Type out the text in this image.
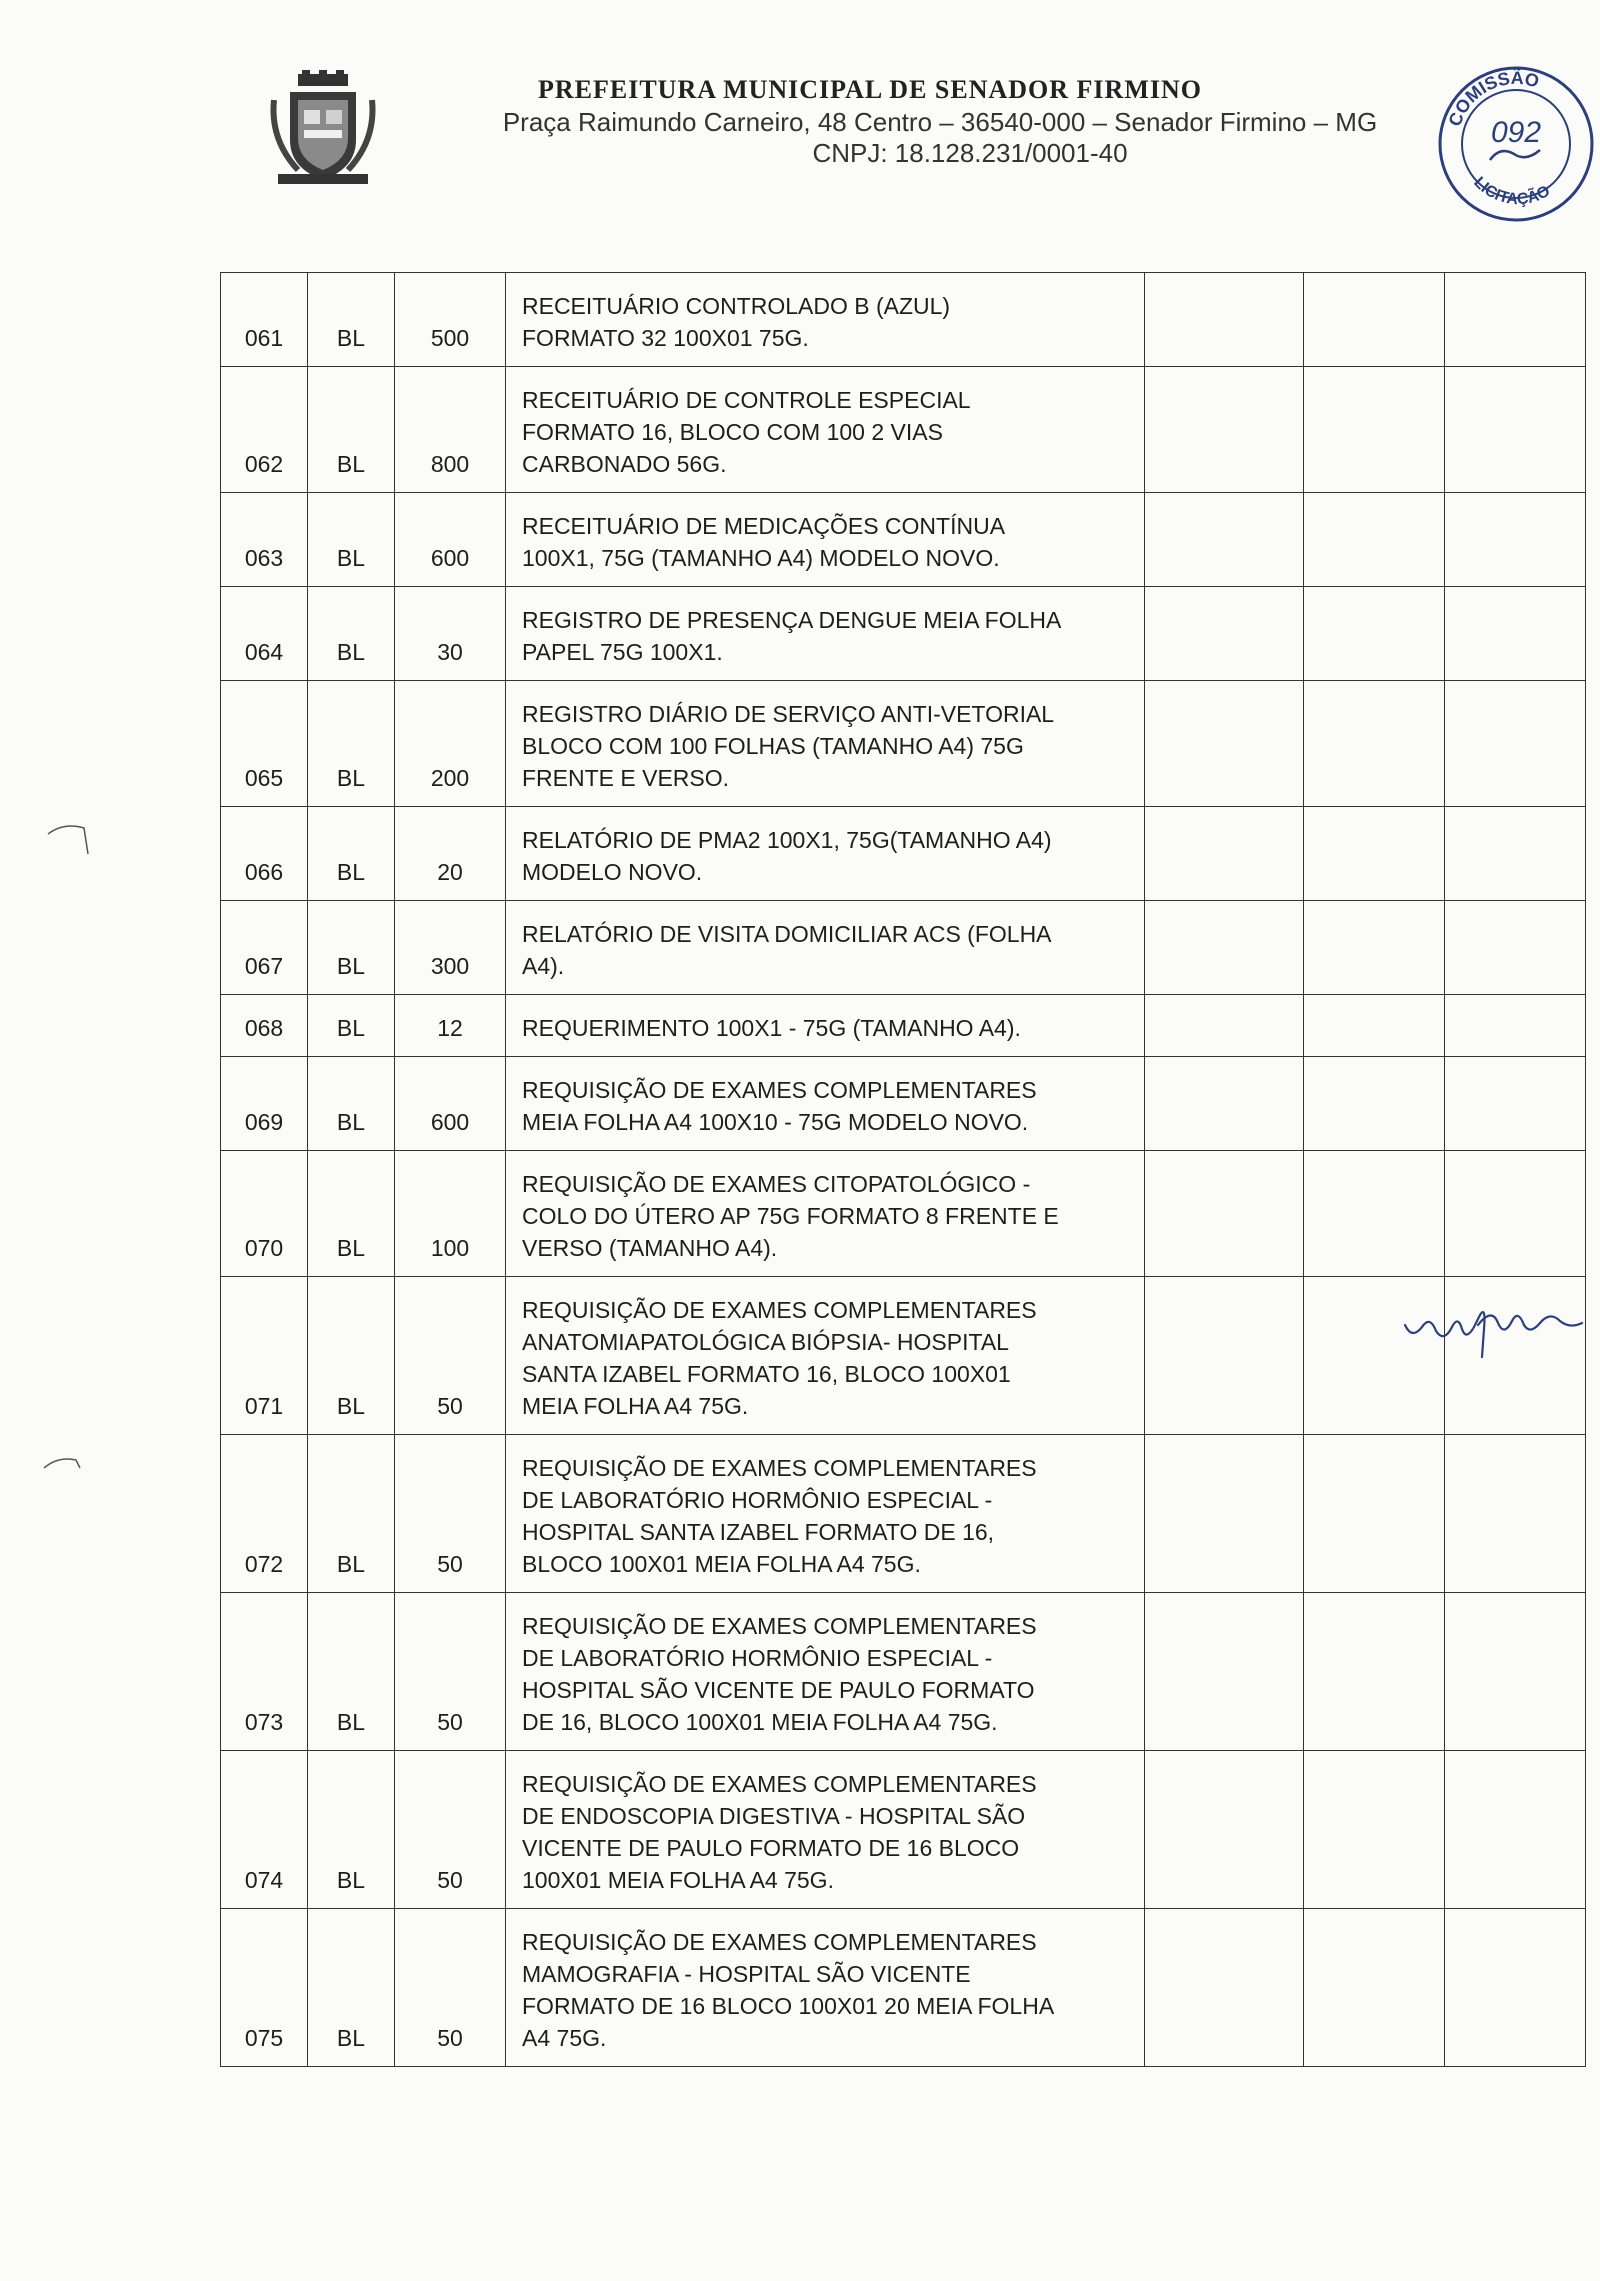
PREFEITURA MUNICIPAL DE SENADOR FIRMINO
Praça Raimundo Carneiro, 48 Centro – 36540-000 – Senador Firmino – MG
CNPJ: 18.128.231/0001-40
COMISSÃO
LICITAÇÃO
092
061	BL	500	RECEITUÁRIO CONTROLADO B (AZUL)
FORMATO 32 100X01 75G.			

062	BL	800	RECEITUÁRIO DE CONTROLE ESPECIAL
FORMATO 16, BLOCO COM 100 2 VIAS
CARBONADO 56G.			

063	BL	600	RECEITUÁRIO DE MEDICAÇÕES CONTÍNUA
100X1, 75G (TAMANHO A4) MODELO NOVO.			

064	BL	30	REGISTRO DE PRESENÇA DENGUE MEIA FOLHA
PAPEL 75G 100X1.			

065	BL	200	REGISTRO DIÁRIO DE SERVIÇO ANTI-VETORIAL
BLOCO COM 100 FOLHAS (TAMANHO A4) 75G
FRENTE E VERSO.			

066	BL	20	RELATÓRIO DE PMA2 100X1, 75G(TAMANHO A4)
MODELO NOVO.			

067	BL	300	RELATÓRIO DE VISITA DOMICILIAR ACS (FOLHA
A4).			

068	BL	12	REQUERIMENTO 100X1 - 75G (TAMANHO A4).			

069	BL	600	REQUISIÇÃO DE EXAMES COMPLEMENTARES
MEIA FOLHA A4 100X10 - 75G MODELO NOVO.			

070	BL	100	REQUISIÇÃO DE EXAMES CITOPATOLÓGICO -
COLO DO ÚTERO AP 75G FORMATO 8 FRENTE E
VERSO (TAMANHO A4).			

071	BL	50	REQUISIÇÃO DE EXAMES COMPLEMENTARES
ANATOMIAPATOLÓGICA BIÓPSIA- HOSPITAL
SANTA IZABEL FORMATO 16, BLOCO 100X01
MEIA FOLHA A4 75G.			

072	BL	50	REQUISIÇÃO DE EXAMES COMPLEMENTARES
DE LABORATÓRIO HORMÔNIO ESPECIAL -
HOSPITAL SANTA IZABEL FORMATO DE 16,
BLOCO 100X01 MEIA FOLHA A4 75G.			

073	BL	50	REQUISIÇÃO DE EXAMES COMPLEMENTARES
DE LABORATÓRIO HORMÔNIO ESPECIAL -
HOSPITAL SÃO VICENTE DE PAULO FORMATO
DE 16, BLOCO 100X01 MEIA FOLHA A4 75G.			

074	BL	50	REQUISIÇÃO DE EXAMES COMPLEMENTARES
DE ENDOSCOPIA DIGESTIVA - HOSPITAL SÃO
VICENTE DE PAULO FORMATO DE 16 BLOCO
100X01 MEIA FOLHA A4 75G.			

075	BL	50	REQUISIÇÃO DE EXAMES COMPLEMENTARES
MAMOGRAFIA - HOSPITAL SÃO VICENTE
FORMATO DE 16 BLOCO 100X01 20 MEIA FOLHA
A4 75G.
++++
▶ SHORT TASK
From the listing, extract all text exactly as given and drop any picture.

▶ TASK RESULT
Type out the text in this image.
PREFEITURA MUNICIPAL DE SENADOR FIRMINO
Praça Raimundo Carneiro, 48 Centro – 36540-000 – Senador Firmino – MG
CNPJ: 18.128.231/0001-40
COMISSÃO
LICITAÇÃO
092
061	BL	500	RECEITUÁRIO CONTROLADO B (AZUL)
FORMATO 32 100X01 75G.			

062	BL	800	RECEITUÁRIO DE CONTROLE ESPECIAL
FORMATO 16, BLOCO COM 100 2 VIAS
CARBONADO 56G.			

063	BL	600	RECEITUÁRIO DE MEDICAÇÕES CONTÍNUA
100X1, 75G (TAMANHO A4) MODELO NOVO.			

064	BL	30	REGISTRO DE PRESENÇA DENGUE MEIA FOLHA
PAPEL 75G 100X1.			

065	BL	200	REGISTRO DIÁRIO DE SERVIÇO ANTI-VETORIAL
BLOCO COM 100 FOLHAS (TAMANHO A4) 75G
FRENTE E VERSO.			

066	BL	20	RELATÓRIO DE PMA2 100X1, 75G(TAMANHO A4)
MODELO NOVO.			

067	BL	300	RELATÓRIO DE VISITA DOMICILIAR ACS (FOLHA
A4).			

068	BL	12	REQUERIMENTO 100X1 - 75G (TAMANHO A4).			

069	BL	600	REQUISIÇÃO DE EXAMES COMPLEMENTARES
MEIA FOLHA A4 100X10 - 75G MODELO NOVO.			

070	BL	100	REQUISIÇÃO DE EXAMES CITOPATOLÓGICO -
COLO DO ÚTERO AP 75G FORMATO 8 FRENTE E
VERSO (TAMANHO A4).			

071	BL	50	REQUISIÇÃO DE EXAMES COMPLEMENTARES
ANATOMIAPATOLÓGICA BIÓPSIA- HOSPITAL
SANTA IZABEL FORMATO 16, BLOCO 100X01
MEIA FOLHA A4 75G.			

072	BL	50	REQUISIÇÃO DE EXAMES COMPLEMENTARES
DE LABORATÓRIO HORMÔNIO ESPECIAL -
HOSPITAL SANTA IZABEL FORMATO DE 16,
BLOCO 100X01 MEIA FOLHA A4 75G.			

073	BL	50	REQUISIÇÃO DE EXAMES COMPLEMENTARES
DE LABORATÓRIO HORMÔNIO ESPECIAL -
HOSPITAL SÃO VICENTE DE PAULO FORMATO
DE 16, BLOCO 100X01 MEIA FOLHA A4 75G.			

074	BL	50	REQUISIÇÃO DE EXAMES COMPLEMENTARES
DE ENDOSCOPIA DIGESTIVA - HOSPITAL SÃO
VICENTE DE PAULO FORMATO DE 16 BLOCO
100X01 MEIA FOLHA A4 75G.			

075	BL	50	REQUISIÇÃO DE EXAMES COMPLEMENTARES
MAMOGRAFIA - HOSPITAL SÃO VICENTE
FORMATO DE 16 BLOCO 100X01 20 MEIA FOLHA
A4 75G.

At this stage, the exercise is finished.